(Figure record listings)
***

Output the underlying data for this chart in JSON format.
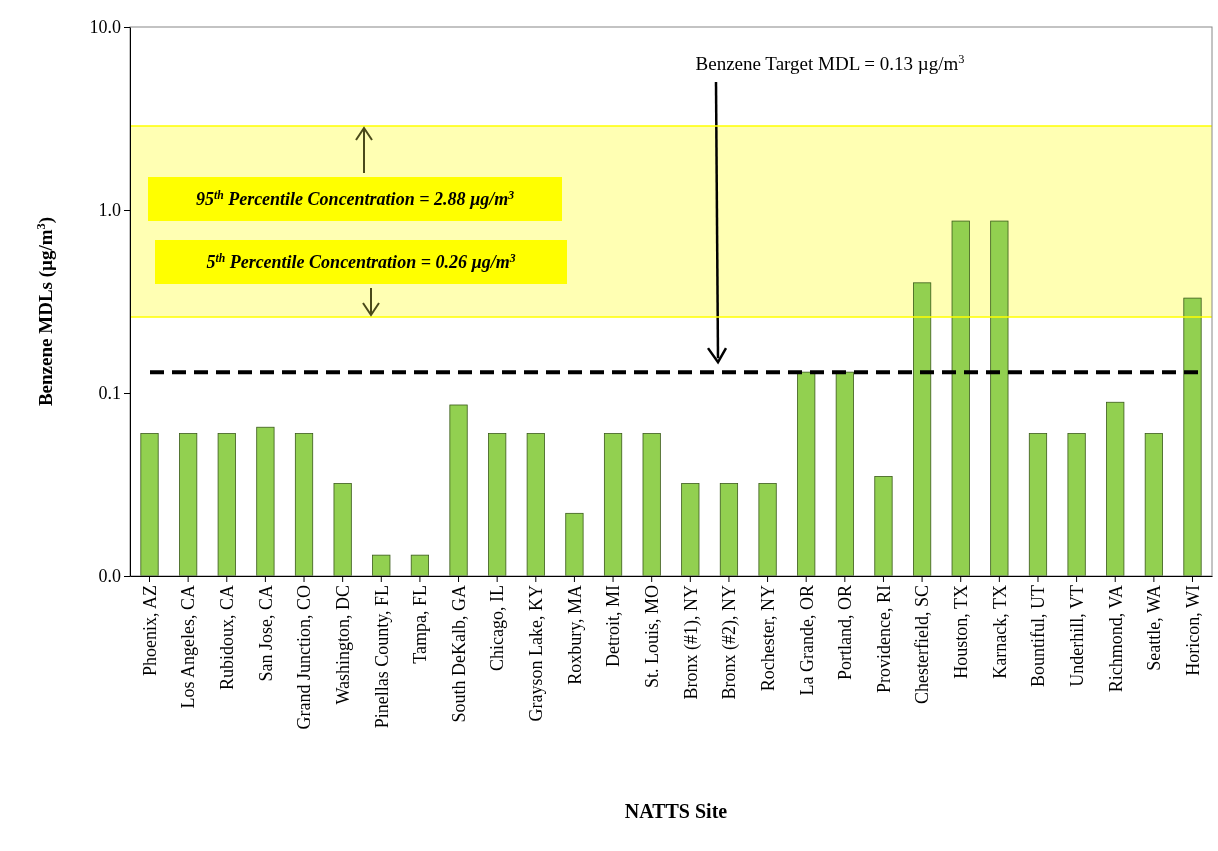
{
  "chart_data": {
    "type": "bar",
    "xlabel": "NATTS Site",
    "ylabel": "Benzene MDLs (µg/m$^{3}$)",
    "categories": [
      "Phoenix, AZ",
      "Los Angeles, CA",
      "Rubidoux, CA",
      "San Jose, CA",
      "Grand Junction, CO",
      "Washington, DC",
      "Pinellas County, FL",
      "Tampa, FL",
      "South DeKalb, GA",
      "Chicago, IL",
      "Grayson Lake, KY",
      "Roxbury, MA",
      "Detroit, MI",
      "St. Louis, MO",
      "Bronx (#1), NY",
      "Bronx (#2), NY",
      "Rochester, NY",
      "La Grande, OR",
      "Portland, OR",
      "Providence, RI",
      "Chesterfield, SC",
      "Houston, TX",
      "Karnack, TX",
      "Bountiful, UT",
      "Underhill, VT",
      "Richmond, VA",
      "Seattle, WA",
      "Horicon, WI"
    ],
    "values": [
      0.06,
      0.06,
      0.06,
      0.065,
      0.06,
      0.032,
      0.013,
      0.013,
      0.086,
      0.06,
      0.06,
      0.022,
      0.06,
      0.06,
      0.032,
      0.032,
      0.032,
      0.13,
      0.13,
      0.035,
      0.4,
      0.87,
      0.87,
      0.06,
      0.06,
      0.089,
      0.06,
      0.33
    ],
    "color": "#92d050",
    "log": true,
    "ylim": [
      0.01,
      10
    ],
    "yticks": [
      {
        "value": 0.01,
        "label": "0.0"
      },
      {
        "value": 0.1,
        "label": "0.1"
      },
      {
        "value": 1,
        "label": "1.0"
      },
      {
        "value": 10,
        "label": "10.0"
      }
    ],
    "ref_lines": [
      {
        "axis": "y",
        "value": 0.13,
        "label": "Benzene Target MDL = 0.13 µg/m$^{3}$",
        "color": "#000000",
        "line_style": "dashed"
      },
      {
        "axis": "y",
        "value": 2.88,
        "label": "95$^{th}$ Percentile Concentration = 2.88 µg/m$^{3}$",
        "color": "#ffff00",
        "line_style": "solid"
      },
      {
        "axis": "y",
        "value": 0.26,
        "label": "5$^{th}$ Percentile Concentration = 0.26 µg/m$^{3}$",
        "color": "#ffff00",
        "line_style": "solid"
      }
    ],
    "bands": [
      {
        "axis": "y",
        "from": 0.26,
        "to": 2.88,
        "color": "#ffff99"
      }
    ],
    "grid": false
  }
}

***

● **WHAT THE TASK REQUIRES**
Select the lines in this material that hold the word "color", leaving none out.

● **EXPECTED ANSWER**
    "color": "#92d050",
        "color": "#000000",
        "color": "#ffff00",
        "color": "#ffff00",
        "color": "#ffff99"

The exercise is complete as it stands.